Work to do: Please quote the material exactly, every line of it.

:: Data ::

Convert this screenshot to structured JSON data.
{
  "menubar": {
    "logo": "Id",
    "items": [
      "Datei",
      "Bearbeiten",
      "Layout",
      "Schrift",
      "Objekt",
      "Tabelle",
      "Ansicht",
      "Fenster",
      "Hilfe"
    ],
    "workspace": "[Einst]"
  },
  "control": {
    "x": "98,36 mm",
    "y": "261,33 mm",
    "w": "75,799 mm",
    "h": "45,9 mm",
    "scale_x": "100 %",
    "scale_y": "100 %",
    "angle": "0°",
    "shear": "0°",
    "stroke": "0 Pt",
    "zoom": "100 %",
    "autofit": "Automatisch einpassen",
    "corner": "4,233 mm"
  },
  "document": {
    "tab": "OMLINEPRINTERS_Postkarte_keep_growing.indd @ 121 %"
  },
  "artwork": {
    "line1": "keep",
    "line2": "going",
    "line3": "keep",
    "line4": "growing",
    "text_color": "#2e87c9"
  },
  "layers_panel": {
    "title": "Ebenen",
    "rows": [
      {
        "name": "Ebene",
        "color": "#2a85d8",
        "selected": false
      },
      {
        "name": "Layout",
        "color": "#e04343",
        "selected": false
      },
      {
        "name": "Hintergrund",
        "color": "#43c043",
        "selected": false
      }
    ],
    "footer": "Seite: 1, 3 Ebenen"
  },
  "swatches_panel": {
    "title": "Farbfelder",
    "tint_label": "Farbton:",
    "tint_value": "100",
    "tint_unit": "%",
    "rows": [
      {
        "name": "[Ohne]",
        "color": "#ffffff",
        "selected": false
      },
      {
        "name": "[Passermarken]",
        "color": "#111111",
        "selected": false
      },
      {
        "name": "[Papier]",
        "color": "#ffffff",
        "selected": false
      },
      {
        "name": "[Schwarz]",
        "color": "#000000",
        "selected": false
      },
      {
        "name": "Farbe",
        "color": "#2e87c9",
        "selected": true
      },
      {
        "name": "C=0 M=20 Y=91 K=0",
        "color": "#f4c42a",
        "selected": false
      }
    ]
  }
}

:::

Exercise answer:
Convert this screenshot to structured JSON data.
{
  "menubar": {
    "logo": "Id",
    "items": [
      "Datei",
      "Bearbeiten",
      "Layout",
      "Schrift",
      "Objekt",
      "Tabelle",
      "Ansicht",
      "Fenster",
      "Hilfe"
    ],
    "workspace": "[Einst]"
  },
  "control": {
    "x": "98,36 mm",
    "y": "261,33 mm",
    "w": "75,799 mm",
    "h": "45,9 mm",
    "scale_x": "100 %",
    "scale_y": "100 %",
    "angle": "0°",
    "shear": "0°",
    "stroke": "0 Pt",
    "zoom": "100 %",
    "autofit": "Automatisch einpassen",
    "corner": "4,233 mm"
  },
  "document": {
    "tab": "OMLINEPRINTERS_Postkarte_keep_growing.indd @ 121 %"
  },
  "artwork": {
    "line1": "keep",
    "line2": "going",
    "line3": "keep",
    "line4": "growing",
    "text_color": "#2e87c9"
  },
  "layers_panel": {
    "title": "Ebenen",
    "rows": [
      {
        "name": "Ebene",
        "color": "#2a85d8",
        "selected": false
      },
      {
        "name": "Layout",
        "color": "#e04343",
        "selected": false
      },
      {
        "name": "Hintergrund",
        "color": "#43c043",
        "selected": false
      }
    ],
    "footer": "Seite: 1, 3 Ebenen"
  },
  "swatches_panel": {
    "title": "Farbfelder",
    "tint_label": "Farbton:",
    "tint_value": "100",
    "tint_unit": "%",
    "rows": [
      {
        "name": "[Ohne]",
        "color": "#ffffff",
        "selected": false
      },
      {
        "name": "[Passermarken]",
        "color": "#111111",
        "selected": false
      },
      {
        "name": "[Papier]",
        "color": "#ffffff",
        "selected": false
      },
      {
        "name": "[Schwarz]",
        "color": "#000000",
        "selected": false
      },
      {
        "name": "Farbe",
        "color": "#2e87c9",
        "selected": true
      },
      {
        "name": "C=0 M=20 Y=91 K=0",
        "color": "#f4c42a",
        "selected": false
      }
    ]
  }
}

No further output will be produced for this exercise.